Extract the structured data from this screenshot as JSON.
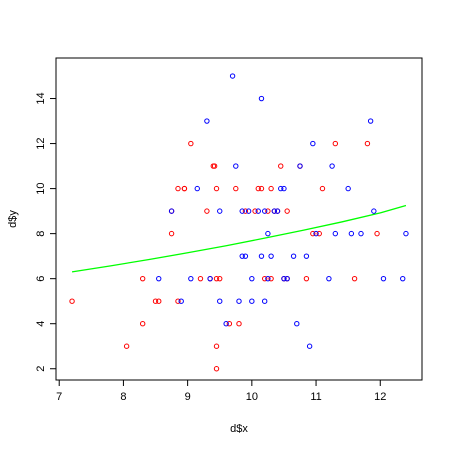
{
  "chart_data": {
    "type": "scatter",
    "title": "",
    "xlabel": "d$x",
    "ylabel": "d$y",
    "xlim": [
      6.95,
      12.65
    ],
    "ylim": [
      1.5,
      15.8
    ],
    "x_ticks": [
      7,
      8,
      9,
      10,
      11,
      12
    ],
    "y_ticks": [
      2,
      4,
      6,
      8,
      10,
      12,
      14
    ],
    "grid": false,
    "legend": "none",
    "series": [
      {
        "color": "#ff0000",
        "marker": "open-circle",
        "points": [
          [
            7.2,
            5
          ],
          [
            8.05,
            3
          ],
          [
            8.3,
            4
          ],
          [
            8.3,
            6
          ],
          [
            8.5,
            5
          ],
          [
            8.55,
            5
          ],
          [
            8.75,
            8
          ],
          [
            8.75,
            9
          ],
          [
            8.85,
            5
          ],
          [
            8.85,
            10
          ],
          [
            8.95,
            10
          ],
          [
            8.95,
            10
          ],
          [
            9.05,
            12
          ],
          [
            9.2,
            6
          ],
          [
            9.3,
            9
          ],
          [
            9.35,
            6
          ],
          [
            9.4,
            11
          ],
          [
            9.42,
            11
          ],
          [
            9.45,
            6
          ],
          [
            9.45,
            2
          ],
          [
            9.45,
            3
          ],
          [
            9.5,
            6
          ],
          [
            9.45,
            10
          ],
          [
            9.65,
            4
          ],
          [
            9.75,
            10
          ],
          [
            9.8,
            4
          ],
          [
            9.9,
            9
          ],
          [
            10.05,
            9
          ],
          [
            10.1,
            10
          ],
          [
            10.15,
            10
          ],
          [
            10.2,
            6
          ],
          [
            10.25,
            9
          ],
          [
            10.3,
            10
          ],
          [
            10.3,
            6
          ],
          [
            10.35,
            9
          ],
          [
            10.4,
            9
          ],
          [
            10.45,
            11
          ],
          [
            10.5,
            6
          ],
          [
            10.55,
            9
          ],
          [
            10.55,
            6
          ],
          [
            10.75,
            11
          ],
          [
            10.85,
            6
          ],
          [
            10.95,
            8
          ],
          [
            11.05,
            8
          ],
          [
            11.1,
            10
          ],
          [
            11.3,
            12
          ],
          [
            11.6,
            6
          ],
          [
            11.8,
            12
          ],
          [
            11.95,
            8
          ]
        ]
      },
      {
        "color": "#0000ff",
        "marker": "open-circle",
        "points": [
          [
            8.55,
            6
          ],
          [
            8.75,
            9
          ],
          [
            8.9,
            5
          ],
          [
            9.05,
            6
          ],
          [
            9.15,
            10
          ],
          [
            9.3,
            13
          ],
          [
            9.35,
            6
          ],
          [
            9.5,
            5
          ],
          [
            9.5,
            9
          ],
          [
            9.6,
            4
          ],
          [
            9.7,
            15
          ],
          [
            9.75,
            11
          ],
          [
            9.8,
            5
          ],
          [
            9.85,
            9
          ],
          [
            9.85,
            7
          ],
          [
            9.9,
            7
          ],
          [
            9.95,
            9
          ],
          [
            10.0,
            5
          ],
          [
            10.0,
            6
          ],
          [
            10.1,
            9
          ],
          [
            10.15,
            14
          ],
          [
            10.15,
            7
          ],
          [
            10.2,
            9
          ],
          [
            10.2,
            5
          ],
          [
            10.25,
            8
          ],
          [
            10.25,
            6
          ],
          [
            10.3,
            7
          ],
          [
            10.35,
            9
          ],
          [
            10.4,
            9
          ],
          [
            10.45,
            10
          ],
          [
            10.5,
            10
          ],
          [
            10.5,
            6
          ],
          [
            10.55,
            6
          ],
          [
            10.65,
            7
          ],
          [
            10.7,
            4
          ],
          [
            10.75,
            11
          ],
          [
            10.85,
            7
          ],
          [
            10.9,
            3
          ],
          [
            10.95,
            12
          ],
          [
            11.0,
            8
          ],
          [
            11.2,
            6
          ],
          [
            11.25,
            11
          ],
          [
            11.3,
            8
          ],
          [
            11.5,
            10
          ],
          [
            11.55,
            8
          ],
          [
            11.7,
            8
          ],
          [
            11.85,
            13
          ],
          [
            11.9,
            9
          ],
          [
            12.05,
            6
          ],
          [
            12.35,
            6
          ],
          [
            12.4,
            8
          ]
        ]
      }
    ],
    "fit_line": {
      "color": "#00ff00",
      "x": [
        7.2,
        7.8,
        8.4,
        9.0,
        9.6,
        10.2,
        10.8,
        11.4,
        12.0,
        12.4
      ],
      "y": [
        6.3,
        6.57,
        6.85,
        7.15,
        7.46,
        7.8,
        8.15,
        8.52,
        8.92,
        9.25
      ]
    }
  }
}
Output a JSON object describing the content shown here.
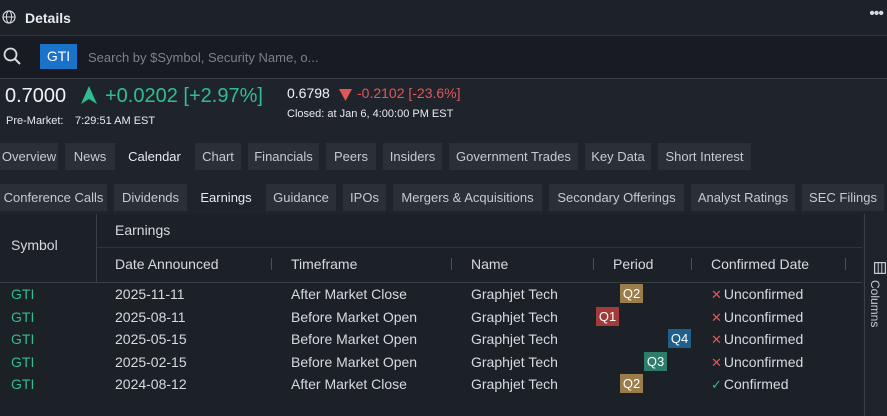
{
  "titlebar": {
    "title": "Details",
    "menu_icon": "more-icon",
    "globe_icon": "globe-icon"
  },
  "search": {
    "ticker": "GTI",
    "placeholder": "Search by $Symbol, Security Name, o..."
  },
  "quote": {
    "price": "0.7000",
    "change": "+0.0202 [+2.97%]",
    "premarket_label": "Pre-Market:",
    "premarket_time": "7:29:51 AM EST",
    "close_price": "0.6798",
    "close_change": "-0.2102 [-23.6%]",
    "closed_label": "Closed: at Jan 6, 4:00:00 PM EST",
    "colors": {
      "up": "#2fbf8f",
      "down": "#e05757"
    }
  },
  "tabs_row1": [
    "Overview",
    "News",
    "Calendar",
    "Chart",
    "Financials",
    "Peers",
    "Insiders",
    "Government Trades",
    "Key Data",
    "Short Interest"
  ],
  "tabs_row1_active": "Calendar",
  "tabs_row2": [
    "Conference Calls",
    "Dividends",
    "Earnings",
    "Guidance",
    "IPOs",
    "Mergers & Acquisitions",
    "Secondary Offerings",
    "Analyst Ratings",
    "SEC Filings"
  ],
  "tabs_row2_active": "Earnings",
  "grid": {
    "symbol_header": "Symbol",
    "group_header": "Earnings",
    "columns": [
      "Date Announced",
      "Timeframe",
      "Name",
      "Period",
      "Confirmed Date"
    ],
    "rows": [
      {
        "symbol": "GTI",
        "date": "2025-11-11",
        "timeframe": "After Market Close",
        "name": "Graphjet Tech",
        "period": "Q2",
        "confirmed": "Unconfirmed",
        "is_confirmed": false
      },
      {
        "symbol": "GTI",
        "date": "2025-08-11",
        "timeframe": "Before Market Open",
        "name": "Graphjet Tech",
        "period": "Q1",
        "confirmed": "Unconfirmed",
        "is_confirmed": false
      },
      {
        "symbol": "GTI",
        "date": "2025-05-15",
        "timeframe": "Before Market Open",
        "name": "Graphjet Tech",
        "period": "Q4",
        "confirmed": "Unconfirmed",
        "is_confirmed": false
      },
      {
        "symbol": "GTI",
        "date": "2025-02-15",
        "timeframe": "Before Market Open",
        "name": "Graphjet Tech",
        "period": "Q3",
        "confirmed": "Unconfirmed",
        "is_confirmed": false
      },
      {
        "symbol": "GTI",
        "date": "2024-08-12",
        "timeframe": "After Market Close",
        "name": "Graphjet Tech",
        "period": "Q2",
        "confirmed": "Confirmed",
        "is_confirmed": true
      }
    ],
    "period_colors": {
      "Q1": "#a43b3b",
      "Q2": "#9a7d4a",
      "Q3": "#2e7d6b",
      "Q4": "#1f5f8b"
    }
  },
  "columns_panel": {
    "label": "Columns",
    "icon": "columns-icon"
  }
}
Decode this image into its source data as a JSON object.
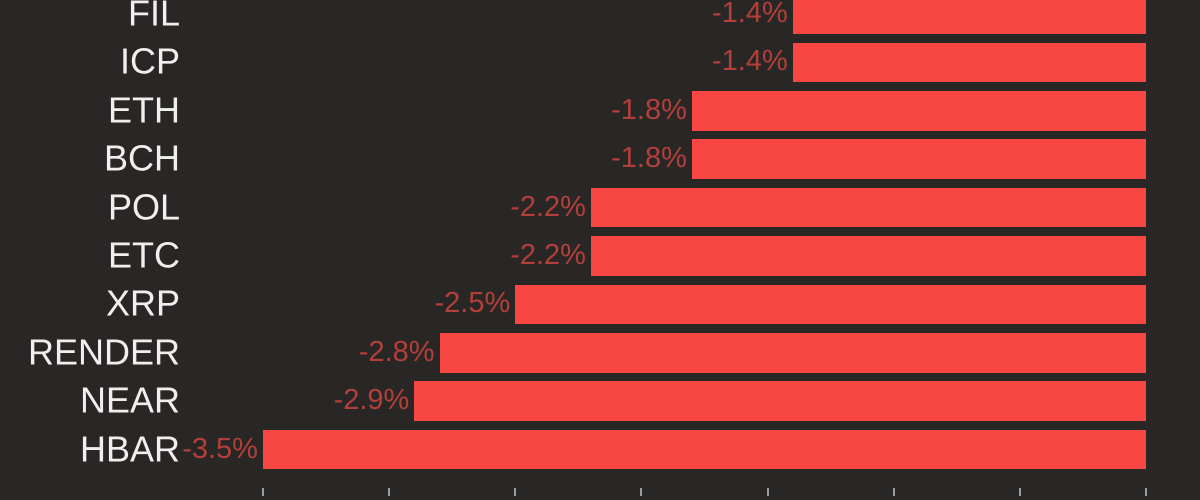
{
  "chart_data": {
    "type": "bar",
    "orientation": "horizontal",
    "title": "",
    "categories": [
      "FIL",
      "ICP",
      "ETH",
      "BCH",
      "POL",
      "ETC",
      "XRP",
      "RENDER",
      "NEAR",
      "HBAR"
    ],
    "values": [
      -1.4,
      -1.4,
      -1.8,
      -1.8,
      -2.2,
      -2.2,
      -2.5,
      -2.8,
      -2.9,
      -3.5
    ],
    "value_labels": [
      "-1.4%",
      "-1.4%",
      "-1.8%",
      "-1.8%",
      "-2.2%",
      "-2.2%",
      "-2.5%",
      "-2.8%",
      "-2.9%",
      "-3.5%"
    ],
    "xlabel": "",
    "ylabel": "",
    "xlim": [
      -3.5,
      0
    ],
    "x_tick_step": 0.5,
    "x_tick_values": [
      0,
      -0.5,
      -1.0,
      -1.5,
      -2.0,
      -2.5,
      -3.0,
      -3.5
    ],
    "x_tick_labels_visible": false,
    "grid": false,
    "legend": null,
    "bars_anchored_at": "right"
  },
  "colors": {
    "background": "#292726",
    "bar": "#f84743",
    "value_label": "#b23f3a",
    "category_label": "#f0efee",
    "tick": "#9b9b9b",
    "clipped_bar": "#a83b39"
  }
}
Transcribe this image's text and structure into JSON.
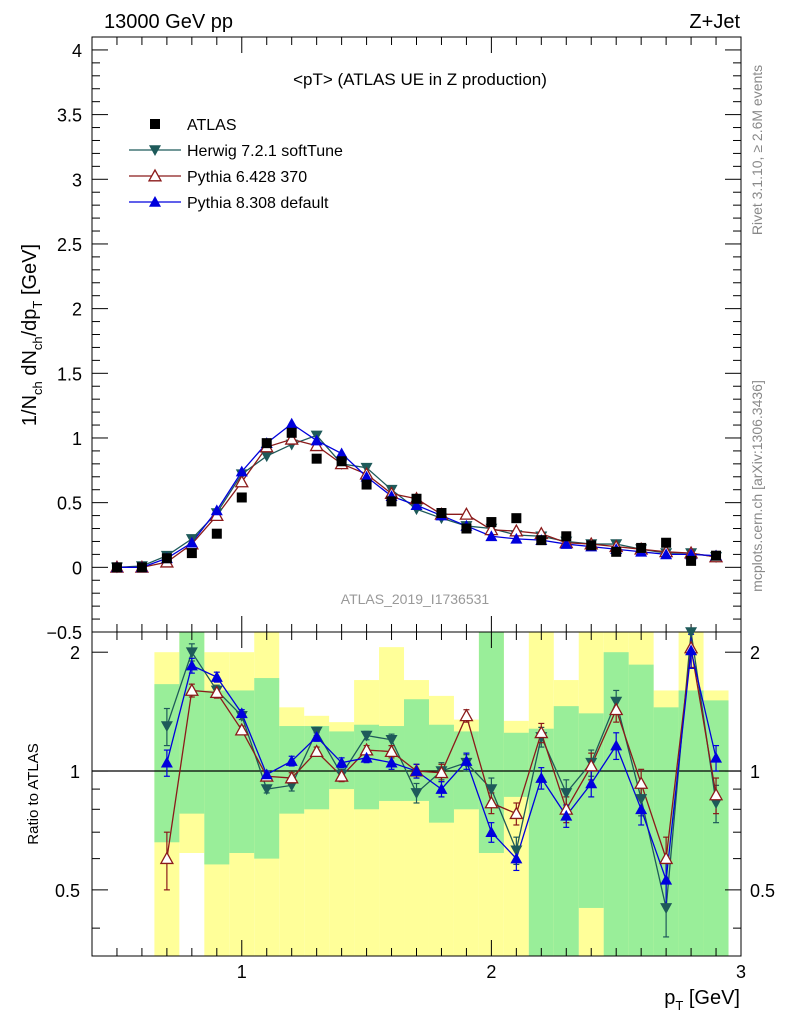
{
  "header": {
    "energy": "13000 GeV pp",
    "process": "Z+Jet"
  },
  "side": {
    "rivet": "Rivet 3.1.10, ≥ 2.6M events",
    "mcplots": "mcplots.cern.ch [arXiv:1306.3436]"
  },
  "colors": {
    "atlas": "#000000",
    "herwig": "#1e5a5a",
    "pythia6": "#8b1a1a",
    "pythia8": "#0000dd",
    "band_inner": "#99ee99",
    "band_outer": "#ffff99"
  },
  "chart_data": [
    {
      "type": "scatter",
      "panel": "main",
      "title": "<pT> (ATLAS UE in Z production)",
      "watermark": "ATLAS_2019_I1736531",
      "xlabel": "p_T [GeV]",
      "ylabel": "1/N_ch dN_ch/dp_T [GeV]",
      "xlim": [
        0.4,
        3.0
      ],
      "ylim": [
        -0.5,
        4.1
      ],
      "x_ticks": [
        1,
        2,
        3
      ],
      "y_ticks": [
        -0.5,
        0,
        0.5,
        1,
        1.5,
        2,
        2.5,
        3,
        3.5,
        4
      ],
      "legend_position": "top-left",
      "x": [
        0.5,
        0.6,
        0.7,
        0.8,
        0.9,
        1.0,
        1.1,
        1.2,
        1.3,
        1.4,
        1.5,
        1.6,
        1.7,
        1.8,
        1.9,
        2.0,
        2.1,
        2.2,
        2.3,
        2.4,
        2.5,
        2.6,
        2.7,
        2.8,
        2.9
      ],
      "series": [
        {
          "name": "ATLAS",
          "marker": "square",
          "color": "#000000",
          "values": [
            0.0,
            0.0,
            0.07,
            0.11,
            0.26,
            0.54,
            0.96,
            1.04,
            0.84,
            0.82,
            0.64,
            0.51,
            0.53,
            0.42,
            0.3,
            0.35,
            0.38,
            0.21,
            0.24,
            0.17,
            0.12,
            0.15,
            0.19,
            0.05,
            0.09
          ]
        },
        {
          "name": "Herwig 7.2.1 softTune",
          "marker": "triangle-down",
          "color": "#1e5a5a",
          "values": [
            0.0,
            0.01,
            0.09,
            0.22,
            0.42,
            0.72,
            0.86,
            0.95,
            1.02,
            0.8,
            0.77,
            0.6,
            0.45,
            0.38,
            0.32,
            0.3,
            0.25,
            0.24,
            0.2,
            0.18,
            0.18,
            0.14,
            0.11,
            0.11,
            0.08
          ]
        },
        {
          "name": "Pythia 6.428 370",
          "marker": "triangle-open",
          "color": "#8b1a1a",
          "values": [
            0.0,
            0.0,
            0.04,
            0.18,
            0.4,
            0.66,
            0.93,
            0.99,
            0.94,
            0.8,
            0.72,
            0.57,
            0.53,
            0.41,
            0.41,
            0.29,
            0.28,
            0.26,
            0.19,
            0.18,
            0.16,
            0.14,
            0.12,
            0.11,
            0.08
          ]
        },
        {
          "name": "Pythia 8.308 default",
          "marker": "triangle-up",
          "color": "#0000dd",
          "values": [
            0.0,
            0.0,
            0.07,
            0.19,
            0.44,
            0.74,
            0.96,
            1.11,
            0.98,
            0.88,
            0.7,
            0.55,
            0.48,
            0.4,
            0.32,
            0.24,
            0.22,
            0.21,
            0.18,
            0.16,
            0.14,
            0.12,
            0.1,
            0.1,
            0.09
          ]
        }
      ]
    },
    {
      "type": "line",
      "panel": "ratio",
      "ylabel": "Ratio to ATLAS",
      "xlim": [
        0.4,
        3.0
      ],
      "ylim": [
        0.34,
        2.25
      ],
      "y_ticks": [
        0.5,
        1,
        2
      ],
      "x": [
        0.7,
        0.8,
        0.9,
        1.0,
        1.1,
        1.2,
        1.3,
        1.4,
        1.5,
        1.6,
        1.7,
        1.8,
        1.9,
        2.0,
        2.1,
        2.2,
        2.3,
        2.4,
        2.5,
        2.6,
        2.7,
        2.8,
        2.9
      ],
      "bands": {
        "inner": [
          [
            0.66,
            1.66
          ],
          [
            0.78,
            2.25
          ],
          [
            0.58,
            1.6
          ],
          [
            0.62,
            1.6
          ],
          [
            0.6,
            1.72
          ],
          [
            0.78,
            1.3
          ],
          [
            0.8,
            1.3
          ],
          [
            0.9,
            1.26
          ],
          [
            0.8,
            1.31
          ],
          [
            0.84,
            1.3
          ],
          [
            0.84,
            1.52
          ],
          [
            0.74,
            1.31
          ],
          [
            0.8,
            1.26
          ],
          [
            0.62,
            2.25
          ],
          [
            0.86,
            1.25
          ],
          [
            0.34,
            1.28
          ],
          [
            0.34,
            1.46
          ],
          [
            0.45,
            1.4
          ],
          [
            0.34,
            2.0
          ],
          [
            0.34,
            1.86
          ],
          [
            0.34,
            1.45
          ],
          [
            0.34,
            1.6
          ],
          [
            0.34,
            1.51
          ]
        ],
        "outer": [
          [
            0.34,
            2.0
          ],
          [
            0.62,
            2.25
          ],
          [
            0.34,
            2.0
          ],
          [
            0.34,
            2.0
          ],
          [
            0.34,
            2.25
          ],
          [
            0.34,
            1.45
          ],
          [
            0.34,
            1.38
          ],
          [
            0.34,
            1.33
          ],
          [
            0.34,
            1.7
          ],
          [
            0.34,
            2.06
          ],
          [
            0.34,
            1.7
          ],
          [
            0.34,
            1.55
          ],
          [
            0.34,
            1.35
          ],
          [
            0.34,
            2.25
          ],
          [
            0.34,
            1.34
          ],
          [
            0.34,
            2.25
          ],
          [
            0.34,
            1.7
          ],
          [
            0.34,
            2.25
          ],
          [
            0.34,
            2.25
          ],
          [
            0.34,
            2.25
          ],
          [
            0.34,
            1.6
          ],
          [
            0.34,
            2.25
          ],
          [
            0.34,
            1.6
          ]
        ]
      },
      "series": [
        {
          "name": "Herwig 7.2.1 softTune",
          "marker": "triangle-down",
          "color": "#1e5a5a",
          "values": [
            1.3,
            2.0,
            1.6,
            1.38,
            0.9,
            0.92,
            1.26,
            0.98,
            1.23,
            1.2,
            0.88,
            1.0,
            1.05,
            0.9,
            0.63,
            1.22,
            0.88,
            1.05,
            1.5,
            0.85,
            0.45,
            2.25,
            0.83
          ],
          "errors": [
            0.14,
            0.1,
            0.05,
            0.03,
            0.02,
            0.03,
            0.03,
            0.03,
            0.03,
            0.04,
            0.05,
            0.05,
            0.05,
            0.06,
            0.05,
            0.07,
            0.07,
            0.08,
            0.1,
            0.08,
            0.07,
            0.25,
            0.09
          ]
        },
        {
          "name": "Pythia 6.428 370",
          "marker": "triangle-open",
          "color": "#8b1a1a",
          "values": [
            0.6,
            1.6,
            1.58,
            1.27,
            0.97,
            0.96,
            1.12,
            0.97,
            1.13,
            1.12,
            1.0,
            0.99,
            1.38,
            0.83,
            0.78,
            1.25,
            0.8,
            1.03,
            1.43,
            0.93,
            0.6,
            2.05,
            0.87
          ],
          "errors": [
            0.1,
            0.06,
            0.05,
            0.03,
            0.02,
            0.03,
            0.03,
            0.03,
            0.03,
            0.04,
            0.04,
            0.05,
            0.05,
            0.05,
            0.05,
            0.07,
            0.06,
            0.08,
            0.1,
            0.08,
            0.08,
            0.22,
            0.09
          ]
        },
        {
          "name": "Pythia 8.308 default",
          "marker": "triangle-up",
          "color": "#0000dd",
          "values": [
            1.05,
            1.85,
            1.73,
            1.4,
            0.98,
            1.06,
            1.22,
            1.05,
            1.08,
            1.05,
            1.0,
            0.9,
            1.06,
            0.7,
            0.6,
            0.96,
            0.77,
            0.93,
            1.16,
            0.8,
            0.53,
            2.02,
            1.08
          ],
          "errors": [
            0.08,
            0.08,
            0.05,
            0.03,
            0.02,
            0.03,
            0.03,
            0.03,
            0.03,
            0.04,
            0.04,
            0.04,
            0.05,
            0.04,
            0.04,
            0.06,
            0.05,
            0.07,
            0.09,
            0.07,
            0.07,
            0.2,
            0.08
          ]
        }
      ]
    }
  ]
}
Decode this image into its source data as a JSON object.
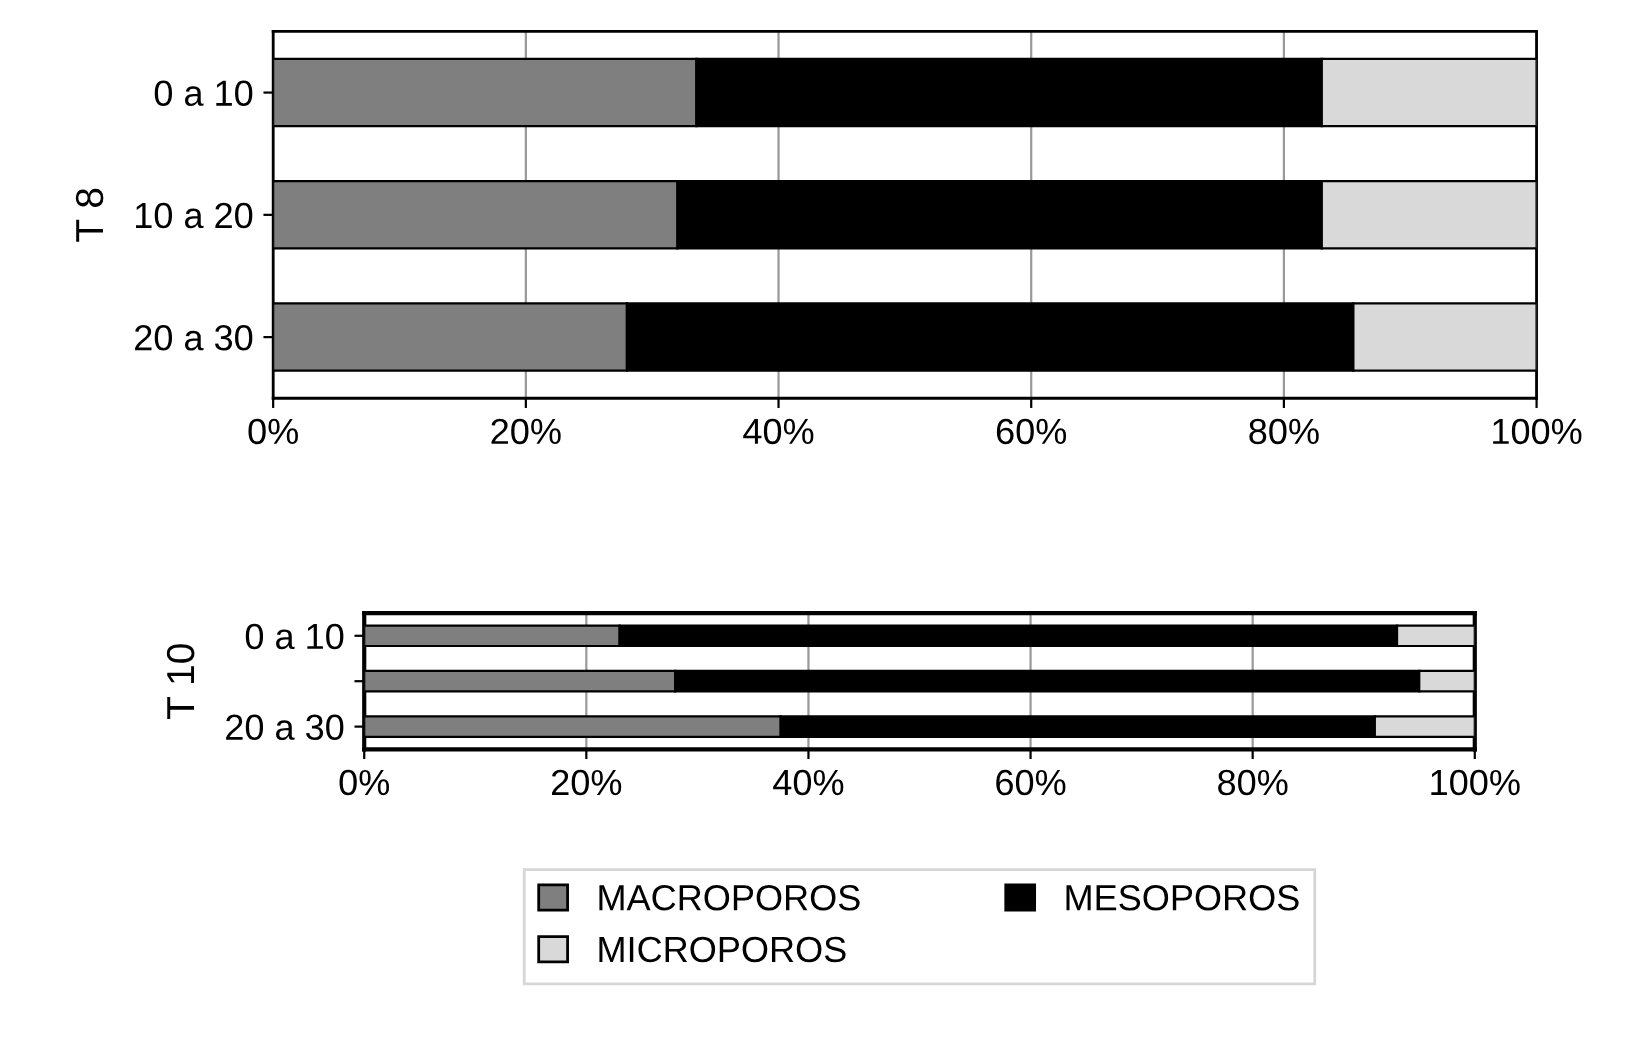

EXERCISE TASK. Report back each line of the entries that holds the string "JSON".

TASK OUTPUT.
Extract the structured data from this screenshot as JSON.
Output a JSON object describing the content shown here.
Decode this image into its source data as a JSON object.
Transcribe this image's text and structure into JSON.
Decode this image into its source data as a JSON object.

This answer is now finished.